*STATED PROBLEM A*:
Update the records below by replacing "document-title" with "heading" everywhere it appears, leaving everything else unchanged. Omit the pictures from your output.

*PAGE EXCERPT*:
──────────
MUST AMIN v. KHRISTO BALANDRIOUS

 (COURT OF APPEAL)

MUST AMIN v. KHRISTO BALANDRIOUS

AC.REV-442-1968

Principles

  Negotiable Instrument—Excuses for delay in making the protest—Bills of Exchange Ordinance, s. 48 (1)—Two consecutive stages for protest are provided for

The Bills of Exchange Ordinance, S. 48 (1) is of two parts; the first part is about delay that is caused by circumstances beyond the control of the holder; this is the excusable delay, that which occurs after the two business days following the day of payment. The second part is about delay that is caused by any other circumstances in spite of the fact that the holder has exercised all reason able diligence. Here the section does not fix a certain period within which the protest has to be made. It is a question of fact to be decided by the court.

Advocates: Abdel Halim El Tahir for the applicant

Abdalla El Hassan and Abdel Wahab Abu

Shakiema for the respondent

Judgment

Osman El Tayeb C.J. September 13, 1969:- Applicant (plaintiff) instituted a suit in October 1965, against respondent (defendant) claiming the value of a cheque drawn by respondent to him as drawee payable on December it, 1964 on Barclays Bank—Sharia El Gamhuria, Khartoum. The cheque was crossed and it was deposited with Barclays Bank, Omdurman, applicant’s banker, for collection. It was dishonoured, being countermanded by respondent.

Applicant received back the cheque on December 8, 1964, and, as he had already been engaged on a journey outside the Sudan and he was leaving the next day, he handed over the cheque to his advocate to take the. necessary legal action about it Applicant actually left the Sudan on the next day. The advocate made the application for protest on December 15, 1965.

When the suit was instituted, it was contested for respondent on two. grounds: (1) that the protest was made out of time contrary to the Bills of Exchange Ordinance, s. 45; (2) the cheque was made without consideration or that the consideration, if any, was an illegal consideration. And the issues were accordingly framed.

After the hearing of the evidence on both sides, and receiving their written submissions, the learned District Judge found the facts above stated about the date of the protest, and further found that the delay was not excusable under the Bills of Exchange Ordinance, s. 48. He was of the opinion that the advocate being the agent of applicant, his act was applicant’s act; and that no reasonable excuse for the delay was established. This point was decided in favour of respondent.

On the second point, the learned District Judge correctly stated the law as to the presumption on the consideration and its legality for the cheque, and that the rebuttal of that presumption rested on respondent. He found that the allegation of respondent was that the cheque in question was given for a foreign cheque in foreign currency and payable outside the Sudan. He further found that respondent failed to prove this allegation. After reviewing the evidence of respondent and his witnesses, pointing to the contradictions on their testimony and especially as to the existence of the foreign cheque, which was once said to have been handed back to applicant and then said to be in a bank in Nairobi, the learned District Judge decided that this allegation about the foreign cheque was not proved, and therefore respondent failed to rebut the presumption of the existence of legal consideration for the cheque made by him to applicant. This point was decided in favour of applicant.
──────────
*INPUT FOR THIS TASK*:

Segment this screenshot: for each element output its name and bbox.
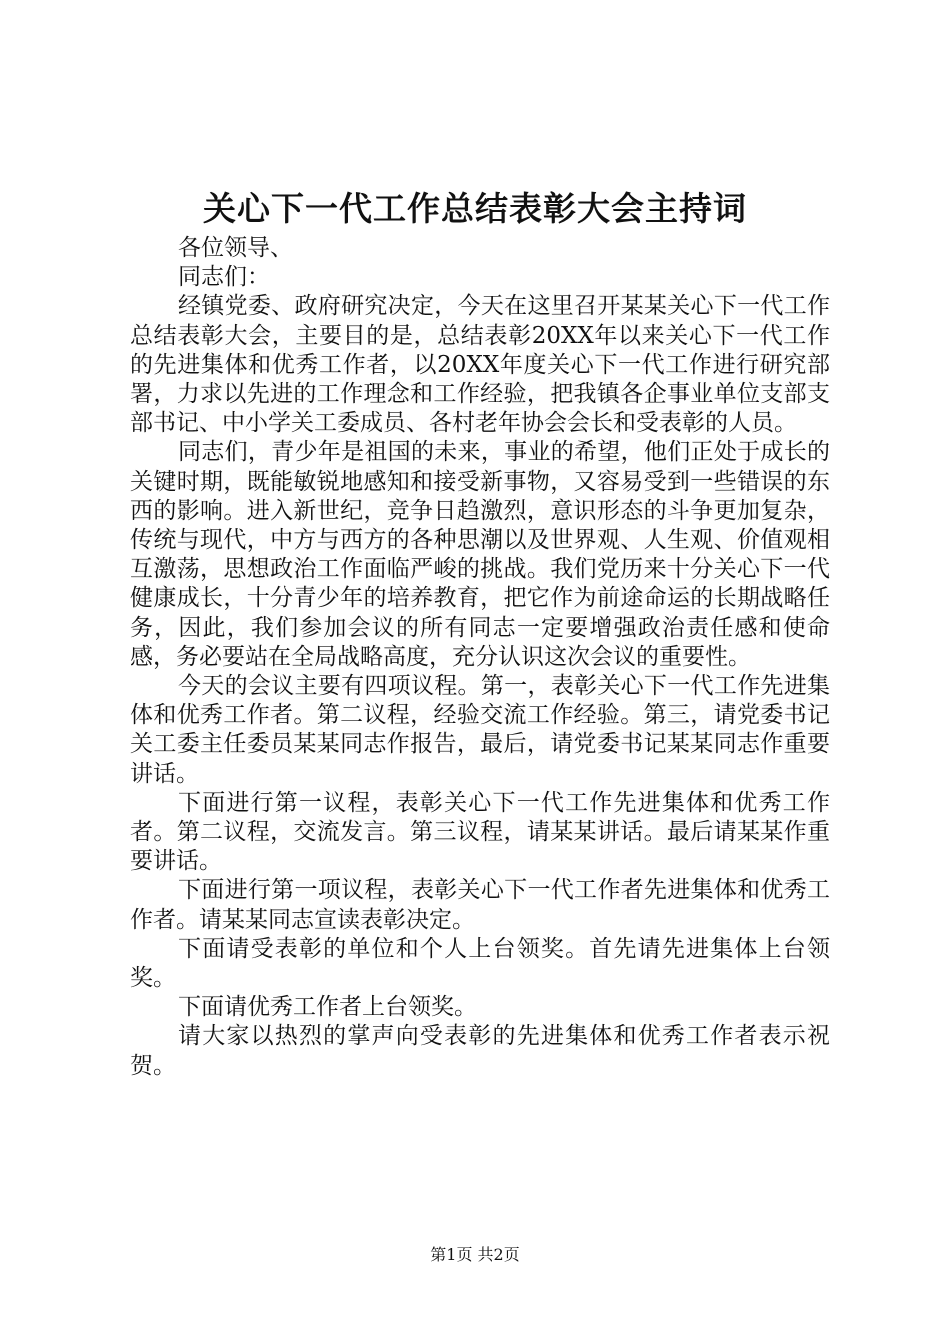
paragraph-salutation-leaders: 各位领导、 [178,235,293,261]
paragraph: 下面请优秀工作者上台领奖。 [178,994,477,1021]
paragraph: 下面进行第一项议程，表彰关心下一代工作者先进集体和优秀工作者。请某某同志宣读表彰决定。 [130,877,830,933]
paragraph: 请大家以热烈的掌声向受表彰的先进集体和优秀工作者表示祝贺。 [130,1023,830,1079]
paragraph: 经镇党委、政府研究决定，今天在这里召开某某关心下一代工作总结表彰大会，主要目的是，总结表彰20XX年以来关心下一代工作的先进集体和优秀工作者，以20XX年度关心下一代工作进行研究部署，力求以先进的工作理念和工作经验，把我镇各企事业单位支部支部书记、中小学关工委成员、各村老年协会会长和受表彰的人员。 [130,293,830,437]
paragraph: 下面请受表彰的单位和个人上台领奖。首先请先进集体上台领奖。 [130,935,830,992]
paragraph: 下面进行第一议程，表彰关心下一代工作先进集体和优秀工作者。第二议程，交流发言。第三议程，请某某讲话。最后请某某作重要讲话。 [130,789,830,875]
paragraph: 同志们，青少年是祖国的未来，事业的希望，他们正处于成长的关键时期，既能敏锐地感知和接受新事物，又容易受到一些错误的东西的影响。进入新世纪，竞争日趋激烈，意识形态的斗争更加复杂，传统与现代，中方与西方的各种思潮以及世界观、人生观、价值观相互激荡，思想政治工作面临严峻的挑战。我们党历来十分关心下一代健康成长，十分青少年的培养教育，把它作为前途命运的长期战略任务，因此，我们参加会议的所有同志一定要增强政治责任感和使命感，务必要站在全局战略高度，充分认识这次会议的重要性。 [130,439,830,670]
document-body [130,234,830,1081]
paragraph-salutation-comrades: 同志们： [178,264,270,291]
paragraph: 今天的会议主要有四项议程。第一，表彰关心下一代工作先进集体和优秀工作者。第二议程，经验交流工作经验。第三，请党委书记关工委主任委员某某同志作报告，最后，请党委书记某某同志作重要讲话。 [130,673,830,787]
page-number-footer: 第1页 共2页 [430,1245,520,1264]
document-title: 关心下一代工作总结表彰大会主持词 [203,189,747,228]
──────────
*STATED PROBLEM B*:
Copy the passage of the Must Amin v. Khristo Balandrious judgment above from "(COURT OF APPEAL)" up to and including "by the court.", preserving every character.

*WRITTEN RESPONSE A*:
Segment this screenshot: for each element output its name and bbox.
paragraph-salutation-leaders: 各位领导、 [178,235,293,261]
paragraph: 下面请优秀工作者上台领奖。 [178,994,477,1021]
paragraph: 下面进行第一项议程，表彰关心下一代工作者先进集体和优秀工作者。请某某同志宣读表彰决定。 [130,877,830,933]
paragraph: 请大家以热烈的掌声向受表彰的先进集体和优秀工作者表示祝贺。 [130,1023,830,1079]
paragraph: 经镇党委、政府研究决定，今天在这里召开某某关心下一代工作总结表彰大会，主要目的是，总结表彰20XX年以来关心下一代工作的先进集体和优秀工作者，以20XX年度关心下一代工作进行研究部署，力求以先进的工作理念和工作经验，把我镇各企事业单位支部支部书记、中小学关工委成员、各村老年协会会长和受表彰的人员。 [130,293,830,437]
paragraph: 下面请受表彰的单位和个人上台领奖。首先请先进集体上台领奖。 [130,935,830,992]
paragraph: 下面进行第一议程，表彰关心下一代工作先进集体和优秀工作者。第二议程，交流发言。第三议程，请某某讲话。最后请某某作重要讲话。 [130,789,830,875]
paragraph: 同志们，青少年是祖国的未来，事业的希望，他们正处于成长的关键时期，既能敏锐地感知和接受新事物，又容易受到一些错误的东西的影响。进入新世纪，竞争日趋激烈，意识形态的斗争更加复杂，传统与现代，中方与西方的各种思潮以及世界观、人生观、价值观相互激荡，思想政治工作面临严峻的挑战。我们党历来十分关心下一代健康成长，十分青少年的培养教育，把它作为前途命运的长期战略任务，因此，我们参加会议的所有同志一定要增强政治责任感和使命感，务必要站在全局战略高度，充分认识这次会议的重要性。 [130,439,830,670]
document-body [130,234,830,1081]
paragraph-salutation-comrades: 同志们： [178,264,270,291]
paragraph: 今天的会议主要有四项议程。第一，表彰关心下一代工作先进集体和优秀工作者。第二议程，经验交流工作经验。第三，请党委书记关工委主任委员某某同志作报告，最后，请党委书记某某同志作重要讲话。 [130,673,830,787]
page-number-footer: 第1页 共2页 [430,1245,520,1264]
heading: 关心下一代工作总结表彰大会主持词 [203,189,747,228]

*WRITTEN RESPONSE B*:
(COURT OF APPEAL)

MUST AMIN v. KHRISTO BALANDRIOUS

AC.REV-442-1968

Principles

  Negotiable Instrument—Excuses for delay in making the protest—Bills of Exchange Ordinance, s. 48 (1)—Two consecutive stages for protest are provided for

The Bills of Exchange Ordinance, S. 48 (1) is of two parts; the first part is about delay that is caused by circumstances beyond the control of the holder; this is the excusable delay, that which occurs after the two business days following the day of payment. The second part is about delay that is caused by any other circumstances in spite of the fact that the holder has exercised all reason able diligence. Here the section does not fix a certain period within which the protest has to be made. It is a question of fact to be decided by the court.